WHAT YOU SHOULD DO → Answer with one number: the count of lines in the listing below that hold the word "vervoederde".

DATA LISTING →
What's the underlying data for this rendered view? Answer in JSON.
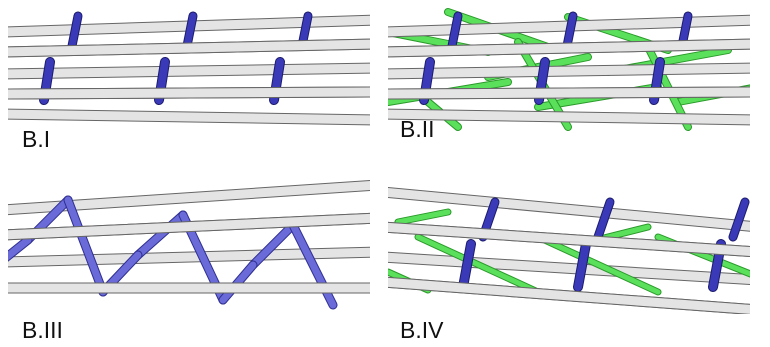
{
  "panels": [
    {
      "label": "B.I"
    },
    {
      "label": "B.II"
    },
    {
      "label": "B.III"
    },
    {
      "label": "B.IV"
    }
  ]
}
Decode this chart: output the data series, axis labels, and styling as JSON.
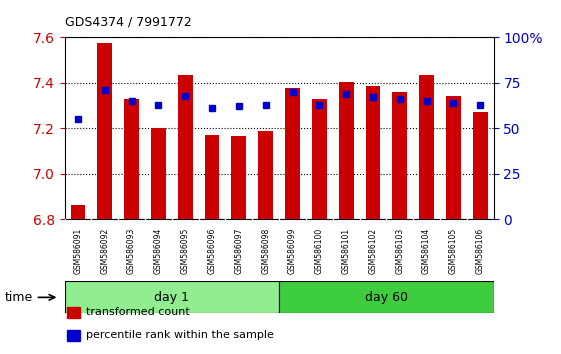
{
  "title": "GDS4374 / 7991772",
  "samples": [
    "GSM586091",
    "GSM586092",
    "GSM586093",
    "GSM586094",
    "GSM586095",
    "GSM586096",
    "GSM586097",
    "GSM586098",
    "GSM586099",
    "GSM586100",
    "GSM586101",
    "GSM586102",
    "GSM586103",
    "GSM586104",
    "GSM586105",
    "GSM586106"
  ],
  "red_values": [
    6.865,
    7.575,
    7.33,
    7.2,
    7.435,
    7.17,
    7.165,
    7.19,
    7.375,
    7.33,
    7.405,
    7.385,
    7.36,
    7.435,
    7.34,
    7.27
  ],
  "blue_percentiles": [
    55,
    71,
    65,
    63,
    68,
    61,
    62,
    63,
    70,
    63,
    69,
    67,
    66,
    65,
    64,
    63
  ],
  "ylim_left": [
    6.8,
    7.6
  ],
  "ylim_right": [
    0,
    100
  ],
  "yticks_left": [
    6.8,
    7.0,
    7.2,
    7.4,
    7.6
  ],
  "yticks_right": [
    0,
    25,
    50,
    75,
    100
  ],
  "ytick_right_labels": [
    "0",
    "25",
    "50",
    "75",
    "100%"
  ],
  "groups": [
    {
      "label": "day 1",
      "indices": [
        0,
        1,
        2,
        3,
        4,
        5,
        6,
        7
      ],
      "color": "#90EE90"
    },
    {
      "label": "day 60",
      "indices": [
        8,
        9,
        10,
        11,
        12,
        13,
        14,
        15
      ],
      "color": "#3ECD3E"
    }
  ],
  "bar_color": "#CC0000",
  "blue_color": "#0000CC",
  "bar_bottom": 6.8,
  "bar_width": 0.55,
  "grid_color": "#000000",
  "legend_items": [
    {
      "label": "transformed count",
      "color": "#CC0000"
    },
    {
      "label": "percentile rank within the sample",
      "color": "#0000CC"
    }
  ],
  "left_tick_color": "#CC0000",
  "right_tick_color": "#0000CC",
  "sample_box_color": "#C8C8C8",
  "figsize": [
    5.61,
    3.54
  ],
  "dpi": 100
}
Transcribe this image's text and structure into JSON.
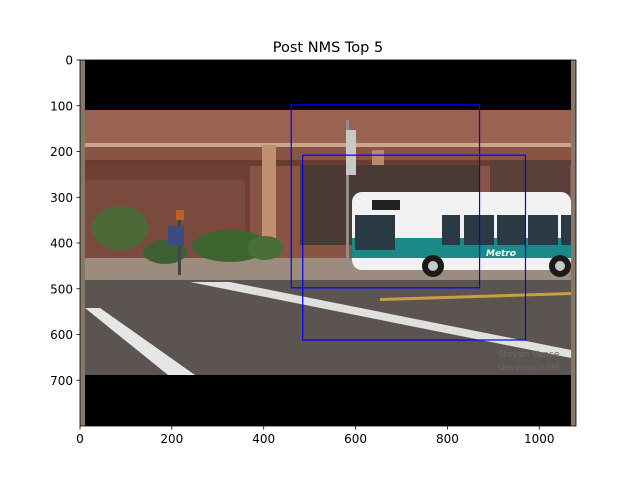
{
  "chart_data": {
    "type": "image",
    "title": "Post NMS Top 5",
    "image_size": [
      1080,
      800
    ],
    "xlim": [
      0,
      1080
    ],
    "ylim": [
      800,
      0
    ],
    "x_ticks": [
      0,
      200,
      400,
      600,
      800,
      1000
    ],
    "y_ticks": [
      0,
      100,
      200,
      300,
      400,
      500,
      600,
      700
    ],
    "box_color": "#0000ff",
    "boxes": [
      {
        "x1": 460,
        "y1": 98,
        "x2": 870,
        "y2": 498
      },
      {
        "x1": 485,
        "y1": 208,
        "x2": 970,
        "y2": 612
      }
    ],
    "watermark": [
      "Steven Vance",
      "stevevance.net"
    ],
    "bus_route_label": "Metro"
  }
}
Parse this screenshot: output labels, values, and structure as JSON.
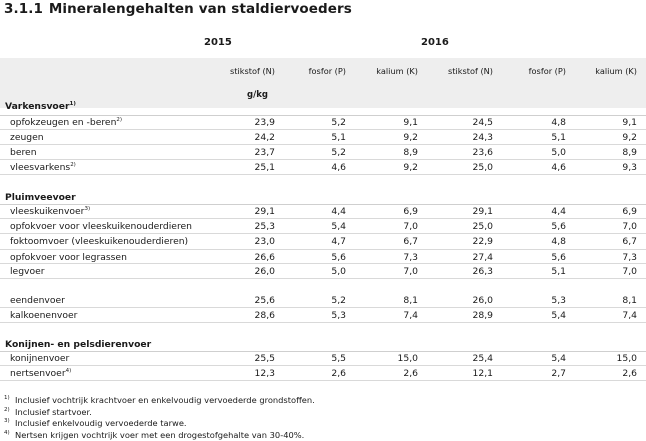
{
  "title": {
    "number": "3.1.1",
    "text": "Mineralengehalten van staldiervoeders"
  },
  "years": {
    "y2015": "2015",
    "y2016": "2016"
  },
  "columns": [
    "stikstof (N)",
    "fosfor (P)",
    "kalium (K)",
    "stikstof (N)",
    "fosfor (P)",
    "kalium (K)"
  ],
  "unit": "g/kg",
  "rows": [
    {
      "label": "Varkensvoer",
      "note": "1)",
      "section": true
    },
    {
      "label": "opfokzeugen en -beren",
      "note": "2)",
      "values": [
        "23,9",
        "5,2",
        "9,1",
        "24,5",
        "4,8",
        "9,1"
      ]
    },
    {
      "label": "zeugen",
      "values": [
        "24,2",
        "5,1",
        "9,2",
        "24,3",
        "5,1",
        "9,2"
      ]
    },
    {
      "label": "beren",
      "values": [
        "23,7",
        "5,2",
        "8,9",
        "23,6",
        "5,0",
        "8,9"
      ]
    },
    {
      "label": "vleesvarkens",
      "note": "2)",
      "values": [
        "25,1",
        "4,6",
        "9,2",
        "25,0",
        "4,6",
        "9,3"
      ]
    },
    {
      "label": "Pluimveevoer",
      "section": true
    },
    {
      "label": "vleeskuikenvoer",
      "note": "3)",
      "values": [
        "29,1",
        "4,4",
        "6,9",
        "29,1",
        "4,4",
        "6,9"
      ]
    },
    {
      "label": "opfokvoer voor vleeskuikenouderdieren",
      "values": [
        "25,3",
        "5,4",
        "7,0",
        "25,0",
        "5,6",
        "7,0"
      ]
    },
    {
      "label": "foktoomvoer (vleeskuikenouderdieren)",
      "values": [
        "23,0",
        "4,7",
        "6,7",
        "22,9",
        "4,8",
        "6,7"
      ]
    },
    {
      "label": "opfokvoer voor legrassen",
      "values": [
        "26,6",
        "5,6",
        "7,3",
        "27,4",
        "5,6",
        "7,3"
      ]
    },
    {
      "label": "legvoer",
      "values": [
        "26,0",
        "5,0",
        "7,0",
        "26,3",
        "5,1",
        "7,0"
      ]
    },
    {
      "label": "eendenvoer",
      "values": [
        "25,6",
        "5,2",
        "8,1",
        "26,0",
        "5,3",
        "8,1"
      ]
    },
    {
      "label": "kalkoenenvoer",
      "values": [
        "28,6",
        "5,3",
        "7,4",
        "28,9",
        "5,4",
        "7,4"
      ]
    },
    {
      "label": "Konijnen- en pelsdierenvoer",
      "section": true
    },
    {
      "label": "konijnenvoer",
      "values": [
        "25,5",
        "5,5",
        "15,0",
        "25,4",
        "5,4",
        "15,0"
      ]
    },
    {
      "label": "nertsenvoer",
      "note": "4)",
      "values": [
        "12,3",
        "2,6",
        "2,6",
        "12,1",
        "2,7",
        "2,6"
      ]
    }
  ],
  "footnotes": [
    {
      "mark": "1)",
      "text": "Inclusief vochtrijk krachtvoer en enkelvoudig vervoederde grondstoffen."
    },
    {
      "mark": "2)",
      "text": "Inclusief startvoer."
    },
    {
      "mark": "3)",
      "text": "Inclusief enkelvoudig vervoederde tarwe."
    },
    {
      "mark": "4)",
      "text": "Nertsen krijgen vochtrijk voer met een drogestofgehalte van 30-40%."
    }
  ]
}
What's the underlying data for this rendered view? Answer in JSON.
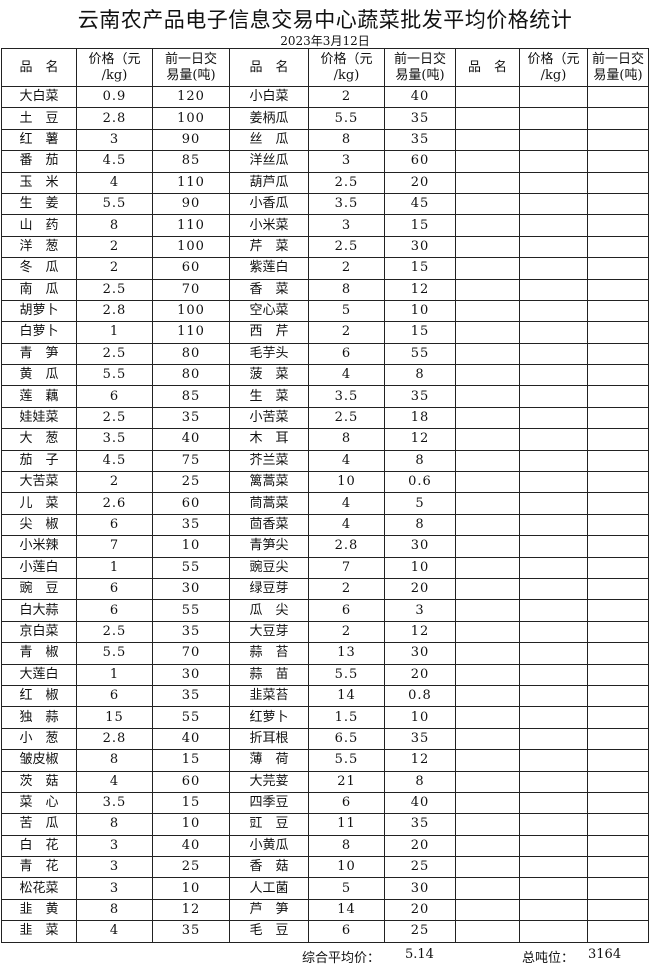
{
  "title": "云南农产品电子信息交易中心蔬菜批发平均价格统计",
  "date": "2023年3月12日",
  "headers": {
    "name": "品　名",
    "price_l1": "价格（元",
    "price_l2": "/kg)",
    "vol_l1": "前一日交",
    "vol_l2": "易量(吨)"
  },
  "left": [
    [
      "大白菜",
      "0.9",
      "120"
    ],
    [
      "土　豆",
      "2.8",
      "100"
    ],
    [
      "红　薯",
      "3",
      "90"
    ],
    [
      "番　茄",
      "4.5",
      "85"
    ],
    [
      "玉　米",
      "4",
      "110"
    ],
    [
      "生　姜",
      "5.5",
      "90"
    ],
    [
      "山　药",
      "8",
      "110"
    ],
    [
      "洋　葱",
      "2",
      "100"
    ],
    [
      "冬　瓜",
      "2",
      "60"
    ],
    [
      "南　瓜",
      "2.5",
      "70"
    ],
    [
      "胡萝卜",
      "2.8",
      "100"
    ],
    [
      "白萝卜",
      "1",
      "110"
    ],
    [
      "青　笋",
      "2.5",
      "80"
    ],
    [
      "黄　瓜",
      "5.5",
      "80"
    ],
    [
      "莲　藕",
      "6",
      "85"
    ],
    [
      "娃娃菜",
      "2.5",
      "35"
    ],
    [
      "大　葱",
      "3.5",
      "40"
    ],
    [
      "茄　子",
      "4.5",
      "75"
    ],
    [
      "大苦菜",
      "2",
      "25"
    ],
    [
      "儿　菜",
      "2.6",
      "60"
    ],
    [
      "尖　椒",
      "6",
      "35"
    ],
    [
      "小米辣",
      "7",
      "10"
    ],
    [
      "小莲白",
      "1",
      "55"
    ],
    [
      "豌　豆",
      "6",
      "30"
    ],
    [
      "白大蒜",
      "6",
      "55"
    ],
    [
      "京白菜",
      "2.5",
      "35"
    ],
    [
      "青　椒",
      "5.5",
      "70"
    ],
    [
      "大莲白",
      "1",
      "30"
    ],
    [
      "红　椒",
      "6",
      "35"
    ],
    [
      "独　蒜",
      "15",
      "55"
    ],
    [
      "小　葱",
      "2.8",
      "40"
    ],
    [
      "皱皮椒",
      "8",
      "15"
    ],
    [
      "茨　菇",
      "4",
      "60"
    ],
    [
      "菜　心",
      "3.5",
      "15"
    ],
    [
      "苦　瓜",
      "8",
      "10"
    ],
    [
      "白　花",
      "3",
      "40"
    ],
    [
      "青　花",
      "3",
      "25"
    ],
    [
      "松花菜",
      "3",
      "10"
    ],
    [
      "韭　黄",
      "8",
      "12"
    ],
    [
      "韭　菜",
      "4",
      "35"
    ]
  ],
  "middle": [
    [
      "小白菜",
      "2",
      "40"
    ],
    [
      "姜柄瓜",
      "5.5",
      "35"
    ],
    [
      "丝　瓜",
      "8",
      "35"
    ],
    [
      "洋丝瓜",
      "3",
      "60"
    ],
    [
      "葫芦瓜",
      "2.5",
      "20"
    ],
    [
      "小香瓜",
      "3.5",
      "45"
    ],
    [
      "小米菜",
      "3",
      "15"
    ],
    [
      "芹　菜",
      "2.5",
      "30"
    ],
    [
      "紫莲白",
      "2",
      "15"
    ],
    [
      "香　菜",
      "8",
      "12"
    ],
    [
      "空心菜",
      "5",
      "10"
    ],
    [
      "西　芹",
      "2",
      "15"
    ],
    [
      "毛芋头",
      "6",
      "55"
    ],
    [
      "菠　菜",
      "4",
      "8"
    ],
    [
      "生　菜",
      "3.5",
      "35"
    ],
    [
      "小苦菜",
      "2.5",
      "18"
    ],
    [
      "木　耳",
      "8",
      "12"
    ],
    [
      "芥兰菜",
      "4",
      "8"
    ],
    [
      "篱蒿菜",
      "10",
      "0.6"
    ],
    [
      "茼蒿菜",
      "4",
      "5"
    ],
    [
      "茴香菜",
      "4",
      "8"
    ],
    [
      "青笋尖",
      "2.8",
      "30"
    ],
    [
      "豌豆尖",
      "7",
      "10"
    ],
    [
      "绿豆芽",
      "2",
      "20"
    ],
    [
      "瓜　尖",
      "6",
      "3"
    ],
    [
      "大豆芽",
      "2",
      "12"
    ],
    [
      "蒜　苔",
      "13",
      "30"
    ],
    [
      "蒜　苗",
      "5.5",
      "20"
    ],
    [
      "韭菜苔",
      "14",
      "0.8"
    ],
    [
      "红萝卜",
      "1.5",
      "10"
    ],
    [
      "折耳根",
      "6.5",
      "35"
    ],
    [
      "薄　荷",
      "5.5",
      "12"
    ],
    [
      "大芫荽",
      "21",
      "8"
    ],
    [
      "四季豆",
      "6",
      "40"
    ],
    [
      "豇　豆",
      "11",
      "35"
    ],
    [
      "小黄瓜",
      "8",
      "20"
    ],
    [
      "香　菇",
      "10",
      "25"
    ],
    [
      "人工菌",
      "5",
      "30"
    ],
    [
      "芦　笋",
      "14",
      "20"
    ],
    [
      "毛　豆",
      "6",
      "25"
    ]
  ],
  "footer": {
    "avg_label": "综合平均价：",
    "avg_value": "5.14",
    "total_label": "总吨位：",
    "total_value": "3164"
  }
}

TASK SOLUTION → 2